### Required task:
The data below is to be returned in full and exactly.

### Records:
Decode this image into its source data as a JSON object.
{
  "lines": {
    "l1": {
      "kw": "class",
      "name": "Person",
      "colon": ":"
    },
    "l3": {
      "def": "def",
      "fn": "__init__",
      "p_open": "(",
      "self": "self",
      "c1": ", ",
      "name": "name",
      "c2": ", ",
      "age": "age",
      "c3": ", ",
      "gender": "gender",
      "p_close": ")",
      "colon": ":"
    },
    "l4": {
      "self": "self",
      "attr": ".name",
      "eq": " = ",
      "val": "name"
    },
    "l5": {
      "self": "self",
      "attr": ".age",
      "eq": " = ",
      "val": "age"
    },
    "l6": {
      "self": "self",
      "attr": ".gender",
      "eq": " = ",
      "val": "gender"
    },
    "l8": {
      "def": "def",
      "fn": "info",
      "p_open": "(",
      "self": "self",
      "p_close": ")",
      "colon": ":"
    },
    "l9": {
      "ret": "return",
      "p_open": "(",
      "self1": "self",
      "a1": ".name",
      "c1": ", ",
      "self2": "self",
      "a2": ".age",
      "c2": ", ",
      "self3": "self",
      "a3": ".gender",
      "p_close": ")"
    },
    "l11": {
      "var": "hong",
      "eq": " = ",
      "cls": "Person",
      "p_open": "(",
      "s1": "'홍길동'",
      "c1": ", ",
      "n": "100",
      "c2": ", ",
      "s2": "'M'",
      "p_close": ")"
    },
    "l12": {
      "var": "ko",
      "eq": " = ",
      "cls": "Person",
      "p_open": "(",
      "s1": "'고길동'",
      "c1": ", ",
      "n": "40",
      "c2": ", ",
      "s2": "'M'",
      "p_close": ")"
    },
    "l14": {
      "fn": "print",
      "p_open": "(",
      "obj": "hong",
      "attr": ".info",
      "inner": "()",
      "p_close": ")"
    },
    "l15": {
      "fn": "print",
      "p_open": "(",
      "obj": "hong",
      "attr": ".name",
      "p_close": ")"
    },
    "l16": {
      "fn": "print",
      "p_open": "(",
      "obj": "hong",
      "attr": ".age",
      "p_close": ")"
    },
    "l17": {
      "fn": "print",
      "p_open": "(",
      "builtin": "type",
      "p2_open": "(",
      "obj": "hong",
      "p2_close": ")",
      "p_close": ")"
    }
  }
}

### Result of this task:
Decode this image into its source data as a JSON object.
{
  "lines": {
    "l1": {
      "kw": "class",
      "name": "Person",
      "colon": ":"
    },
    "l3": {
      "def": "def",
      "fn": "__init__",
      "p_open": "(",
      "self": "self",
      "c1": ", ",
      "name": "name",
      "c2": ", ",
      "age": "age",
      "c3": ", ",
      "gender": "gender",
      "p_close": ")",
      "colon": ":"
    },
    "l4": {
      "self": "self",
      "attr": ".name",
      "eq": " = ",
      "val": "name"
    },
    "l5": {
      "self": "self",
      "attr": ".age",
      "eq": " = ",
      "val": "age"
    },
    "l6": {
      "self": "self",
      "attr": ".gender",
      "eq": " = ",
      "val": "gender"
    },
    "l8": {
      "def": "def",
      "fn": "info",
      "p_open": "(",
      "self": "self",
      "p_close": ")",
      "colon": ":"
    },
    "l9": {
      "ret": "return",
      "p_open": "(",
      "self1": "self",
      "a1": ".name",
      "c1": ", ",
      "self2": "self",
      "a2": ".age",
      "c2": ", ",
      "self3": "self",
      "a3": ".gender",
      "p_close": ")"
    },
    "l11": {
      "var": "hong",
      "eq": " = ",
      "cls": "Person",
      "p_open": "(",
      "s1": "'홍길동'",
      "c1": ", ",
      "n": "100",
      "c2": ", ",
      "s2": "'M'",
      "p_close": ")"
    },
    "l12": {
      "var": "ko",
      "eq": " = ",
      "cls": "Person",
      "p_open": "(",
      "s1": "'고길동'",
      "c1": ", ",
      "n": "40",
      "c2": ", ",
      "s2": "'M'",
      "p_close": ")"
    },
    "l14": {
      "fn": "print",
      "p_open": "(",
      "obj": "hong",
      "attr": ".info",
      "inner": "()",
      "p_close": ")"
    },
    "l15": {
      "fn": "print",
      "p_open": "(",
      "obj": "hong",
      "attr": ".name",
      "p_close": ")"
    },
    "l16": {
      "fn": "print",
      "p_open": "(",
      "obj": "hong",
      "attr": ".age",
      "p_close": ")"
    },
    "l17": {
      "fn": "print",
      "p_open": "(",
      "builtin": "type",
      "p2_open": "(",
      "obj": "hong",
      "p2_close": ")",
      "p_close": ")"
    }
  }
}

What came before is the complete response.